#### STATED EXERCISE
Read through the records below and copy each line that uses the word "title".

--- Start of RAW RECORDS ---

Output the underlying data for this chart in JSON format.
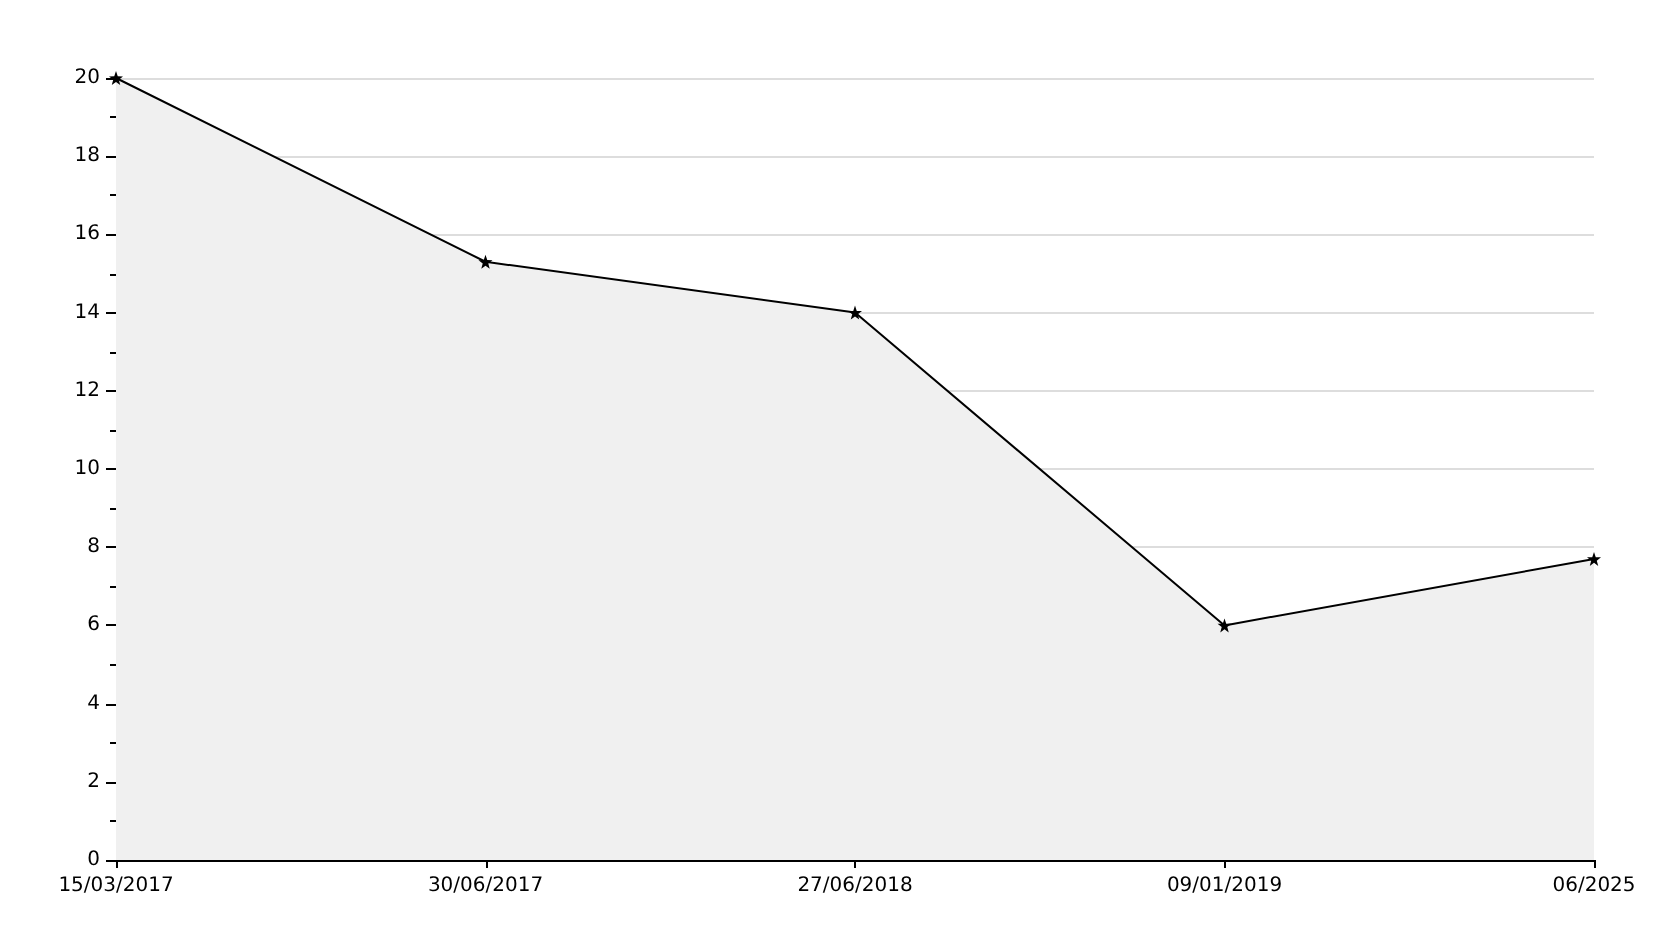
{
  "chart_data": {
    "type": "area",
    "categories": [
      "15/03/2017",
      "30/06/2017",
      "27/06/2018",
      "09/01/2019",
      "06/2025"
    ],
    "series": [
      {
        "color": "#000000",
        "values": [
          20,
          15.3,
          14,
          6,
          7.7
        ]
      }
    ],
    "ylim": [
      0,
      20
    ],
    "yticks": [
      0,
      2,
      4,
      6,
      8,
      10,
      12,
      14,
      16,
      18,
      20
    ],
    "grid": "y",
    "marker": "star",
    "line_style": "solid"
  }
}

--- End of RAW RECORDS ---
--- Start of RAW RECORDS ---

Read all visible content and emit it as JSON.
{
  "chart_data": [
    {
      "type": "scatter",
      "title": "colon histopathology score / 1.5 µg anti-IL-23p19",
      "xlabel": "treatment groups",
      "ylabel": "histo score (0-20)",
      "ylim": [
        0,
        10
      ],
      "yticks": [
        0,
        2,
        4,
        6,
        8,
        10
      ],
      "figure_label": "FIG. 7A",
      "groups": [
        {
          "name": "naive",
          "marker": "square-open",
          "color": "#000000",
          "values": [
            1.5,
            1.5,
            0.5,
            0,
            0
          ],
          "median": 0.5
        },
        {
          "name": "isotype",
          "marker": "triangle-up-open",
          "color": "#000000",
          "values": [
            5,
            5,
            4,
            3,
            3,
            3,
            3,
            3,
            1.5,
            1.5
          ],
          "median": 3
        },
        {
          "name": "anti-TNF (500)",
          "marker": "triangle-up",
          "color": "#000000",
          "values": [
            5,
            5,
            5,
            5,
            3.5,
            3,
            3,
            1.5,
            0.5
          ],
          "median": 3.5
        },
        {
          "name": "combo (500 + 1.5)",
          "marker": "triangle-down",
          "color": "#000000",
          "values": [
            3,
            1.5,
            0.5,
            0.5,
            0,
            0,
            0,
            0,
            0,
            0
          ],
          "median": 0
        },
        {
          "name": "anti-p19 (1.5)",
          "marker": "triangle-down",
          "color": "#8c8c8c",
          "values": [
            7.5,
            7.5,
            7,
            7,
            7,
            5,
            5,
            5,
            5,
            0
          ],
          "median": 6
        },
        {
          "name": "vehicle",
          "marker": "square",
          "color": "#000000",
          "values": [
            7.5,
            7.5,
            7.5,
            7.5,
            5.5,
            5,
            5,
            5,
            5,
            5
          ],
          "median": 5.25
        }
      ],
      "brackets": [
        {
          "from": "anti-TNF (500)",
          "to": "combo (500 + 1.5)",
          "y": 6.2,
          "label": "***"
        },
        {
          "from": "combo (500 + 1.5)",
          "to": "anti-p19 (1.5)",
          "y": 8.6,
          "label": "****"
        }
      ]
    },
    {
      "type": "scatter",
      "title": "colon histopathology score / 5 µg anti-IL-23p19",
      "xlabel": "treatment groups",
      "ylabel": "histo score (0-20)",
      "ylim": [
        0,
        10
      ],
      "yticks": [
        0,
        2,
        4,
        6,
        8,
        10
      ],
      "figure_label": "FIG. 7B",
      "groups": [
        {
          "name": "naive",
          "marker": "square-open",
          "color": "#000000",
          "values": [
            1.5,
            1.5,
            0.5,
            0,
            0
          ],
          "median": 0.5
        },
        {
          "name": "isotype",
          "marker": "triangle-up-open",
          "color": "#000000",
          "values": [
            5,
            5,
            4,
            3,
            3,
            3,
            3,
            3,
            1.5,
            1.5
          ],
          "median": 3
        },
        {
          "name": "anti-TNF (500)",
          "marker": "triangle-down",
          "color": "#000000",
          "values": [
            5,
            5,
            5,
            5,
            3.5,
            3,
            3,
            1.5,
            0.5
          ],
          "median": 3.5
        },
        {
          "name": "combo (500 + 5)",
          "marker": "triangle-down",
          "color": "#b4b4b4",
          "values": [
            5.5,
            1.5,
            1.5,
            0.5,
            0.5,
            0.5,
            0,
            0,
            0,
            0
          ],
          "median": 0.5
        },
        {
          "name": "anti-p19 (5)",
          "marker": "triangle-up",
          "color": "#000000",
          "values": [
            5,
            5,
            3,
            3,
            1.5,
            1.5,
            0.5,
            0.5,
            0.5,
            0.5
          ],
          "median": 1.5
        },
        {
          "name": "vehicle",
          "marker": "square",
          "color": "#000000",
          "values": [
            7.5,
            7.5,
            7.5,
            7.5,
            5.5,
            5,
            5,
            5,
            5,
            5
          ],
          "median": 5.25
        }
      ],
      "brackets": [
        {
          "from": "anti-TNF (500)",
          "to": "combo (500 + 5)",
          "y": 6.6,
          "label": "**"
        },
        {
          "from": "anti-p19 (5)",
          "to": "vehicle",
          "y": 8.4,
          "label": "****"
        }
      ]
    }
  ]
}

--- End of RAW RECORDS ---

#### FINISHED TASK
      "title": "colon histopathology score / 1.5 µg anti-IL-23p19",
      "title": "colon histopathology score / 5 µg anti-IL-23p19",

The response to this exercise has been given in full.